TASK STATEMENT:
Pictures in the data below are not part of the copy; transcribe everything else exactly.

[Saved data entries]
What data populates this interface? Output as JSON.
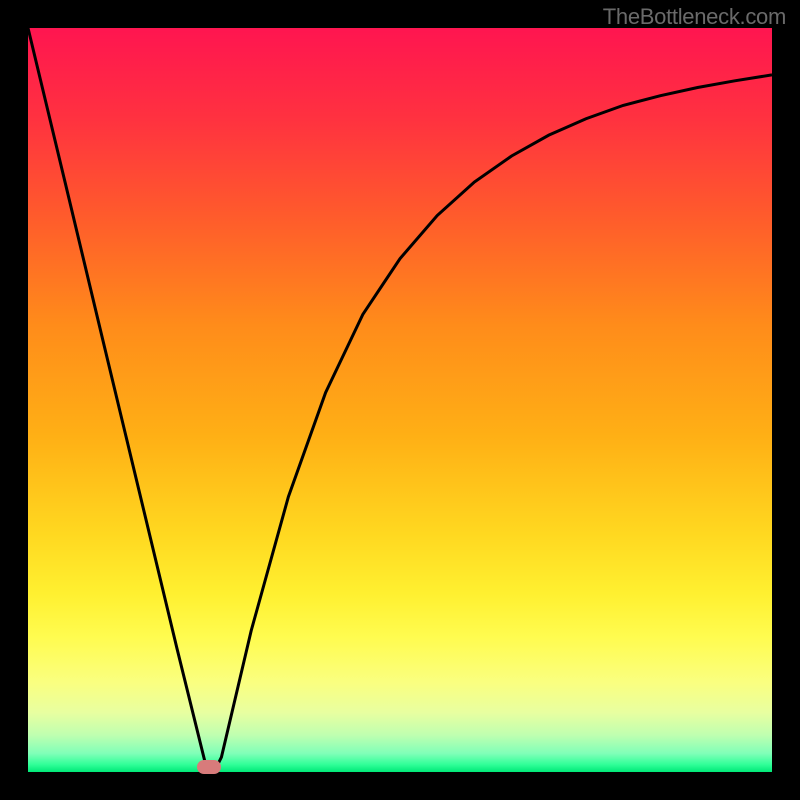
{
  "attribution": "TheBottleneck.com",
  "chart_data": {
    "type": "line",
    "title": "",
    "xlabel": "",
    "ylabel": "",
    "xlim": [
      0,
      100
    ],
    "ylim": [
      0,
      100
    ],
    "series": [
      {
        "name": "bottleneck-curve",
        "x": [
          0,
          5,
          10,
          15,
          20,
          24,
          25,
          26,
          30,
          35,
          40,
          45,
          50,
          55,
          60,
          65,
          70,
          75,
          80,
          85,
          90,
          95,
          100
        ],
        "values": [
          100,
          79.2,
          58.3,
          37.5,
          16.7,
          0.5,
          0,
          2,
          19,
          37,
          51,
          61.5,
          69,
          74.8,
          79.3,
          82.8,
          85.6,
          87.8,
          89.6,
          90.9,
          92,
          92.9,
          93.7
        ]
      }
    ],
    "marker": {
      "x": 24.3,
      "y": 0.7,
      "color": "#d87b7b"
    },
    "gradient_stops": [
      {
        "offset": 0,
        "color": "#ff1550"
      },
      {
        "offset": 12,
        "color": "#ff3140"
      },
      {
        "offset": 25,
        "color": "#ff5a2c"
      },
      {
        "offset": 40,
        "color": "#ff8c1a"
      },
      {
        "offset": 55,
        "color": "#ffb015"
      },
      {
        "offset": 68,
        "color": "#ffd820"
      },
      {
        "offset": 76,
        "color": "#fff030"
      },
      {
        "offset": 82,
        "color": "#fffc50"
      },
      {
        "offset": 88,
        "color": "#faff80"
      },
      {
        "offset": 92,
        "color": "#e8ffa0"
      },
      {
        "offset": 95,
        "color": "#c0ffb0"
      },
      {
        "offset": 97.5,
        "color": "#80ffb8"
      },
      {
        "offset": 99,
        "color": "#30ff98"
      },
      {
        "offset": 100,
        "color": "#00e878"
      }
    ]
  }
}
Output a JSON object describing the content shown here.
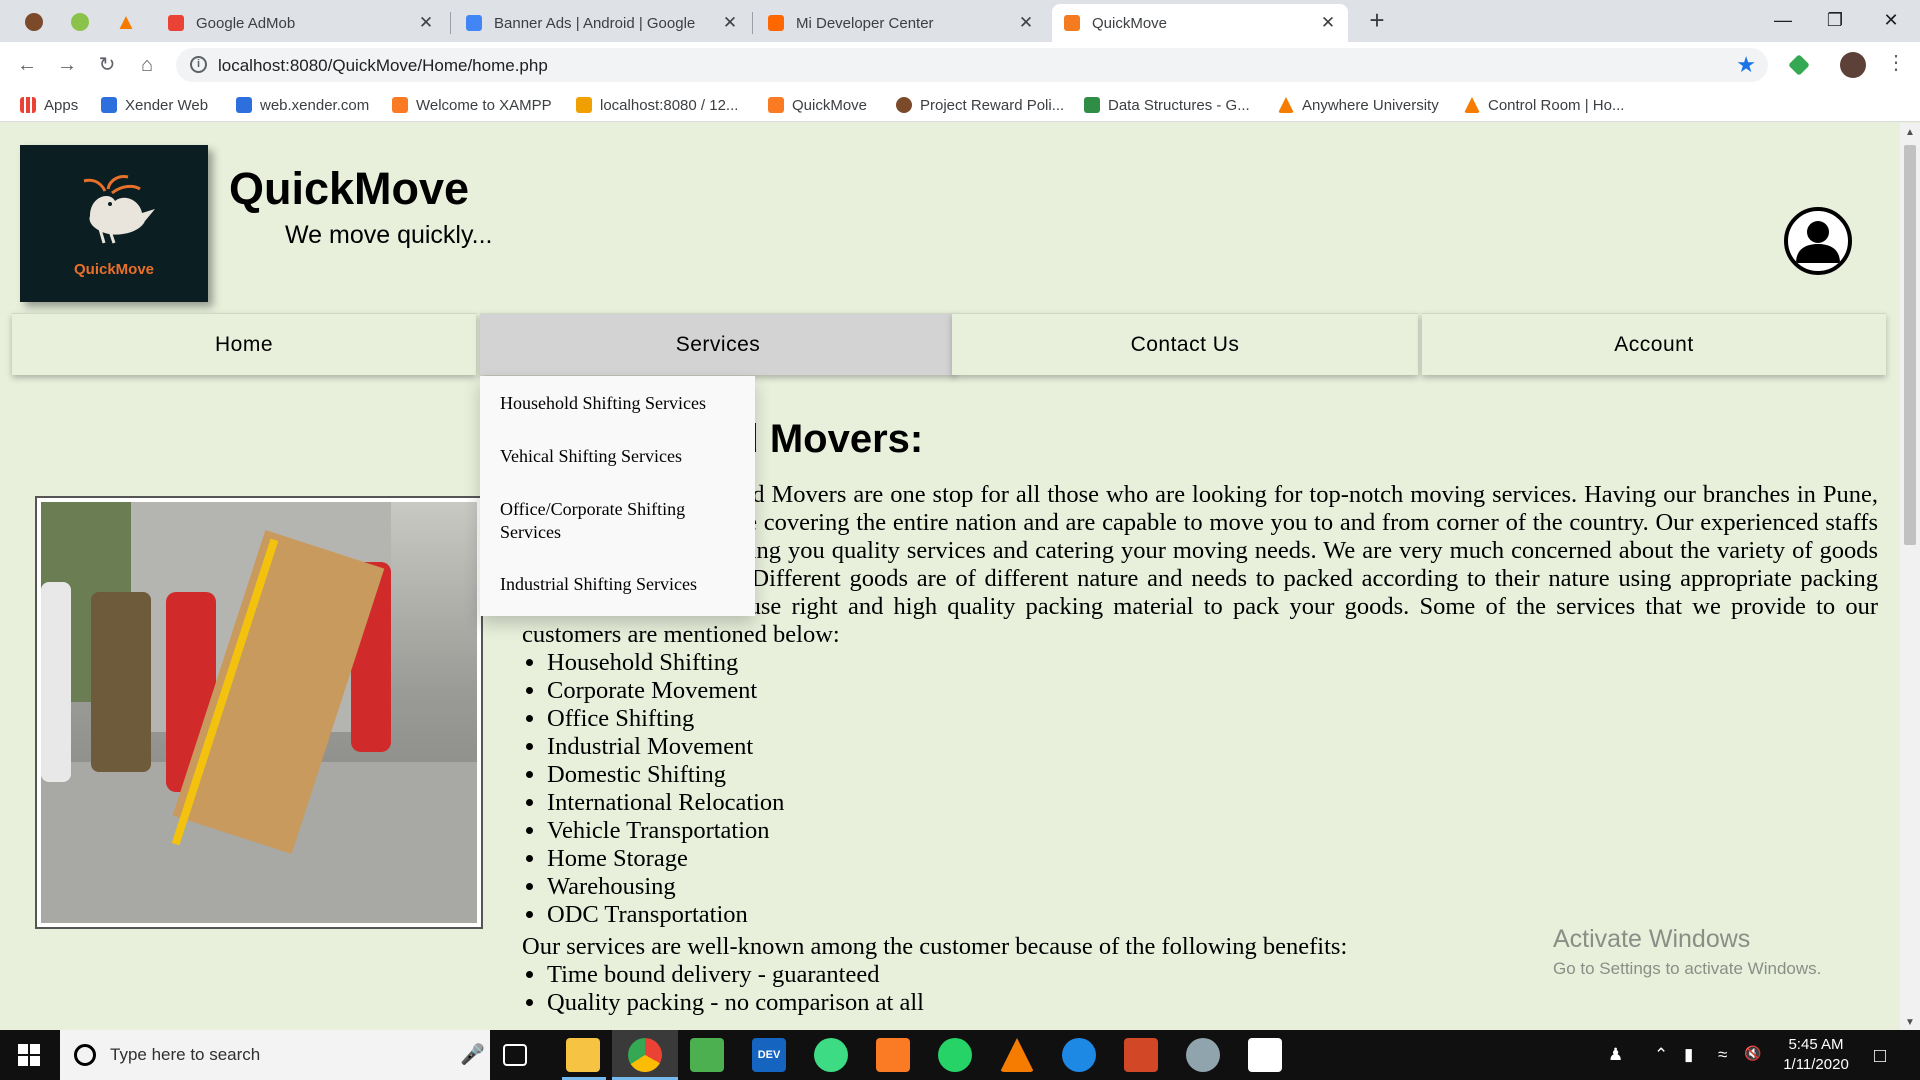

FULL SOLUTION:
What data populates this interface? Output as JSON.
{
  "attribution": "TheBottleneck.com",
  "chart_data": {
    "type": "line",
    "title": "",
    "xlabel": "",
    "ylabel": "",
    "xlim": [
      0,
      100
    ],
    "ylim": [
      0,
      100
    ],
    "series": [
      {
        "name": "bottleneck-curve",
        "x": [
          0,
          5,
          10,
          15,
          20,
          24,
          25,
          26,
          30,
          35,
          40,
          45,
          50,
          55,
          60,
          65,
          70,
          75,
          80,
          85,
          90,
          95,
          100
        ],
        "values": [
          100,
          79.2,
          58.3,
          37.5,
          16.7,
          0.5,
          0,
          2,
          19,
          37,
          51,
          61.5,
          69,
          74.8,
          79.3,
          82.8,
          85.6,
          87.8,
          89.6,
          90.9,
          92,
          92.9,
          93.7
        ]
      }
    ],
    "marker": {
      "x": 24.3,
      "y": 0.7,
      "color": "#d87b7b"
    },
    "gradient_stops": [
      {
        "offset": 0,
        "color": "#ff1550"
      },
      {
        "offset": 12,
        "color": "#ff3140"
      },
      {
        "offset": 25,
        "color": "#ff5a2c"
      },
      {
        "offset": 40,
        "color": "#ff8c1a"
      },
      {
        "offset": 55,
        "color": "#ffb015"
      },
      {
        "offset": 68,
        "color": "#ffd820"
      },
      {
        "offset": 76,
        "color": "#fff030"
      },
      {
        "offset": 82,
        "color": "#fffc50"
      },
      {
        "offset": 88,
        "color": "#faff80"
      },
      {
        "offset": 92,
        "color": "#e8ffa0"
      },
      {
        "offset": 95,
        "color": "#c0ffb0"
      },
      {
        "offset": 97.5,
        "color": "#80ffb8"
      },
      {
        "offset": 99,
        "color": "#30ff98"
      },
      {
        "offset": 100,
        "color": "#00e878"
      }
    ]
  }
}
Output a JSON object describing the content shown here.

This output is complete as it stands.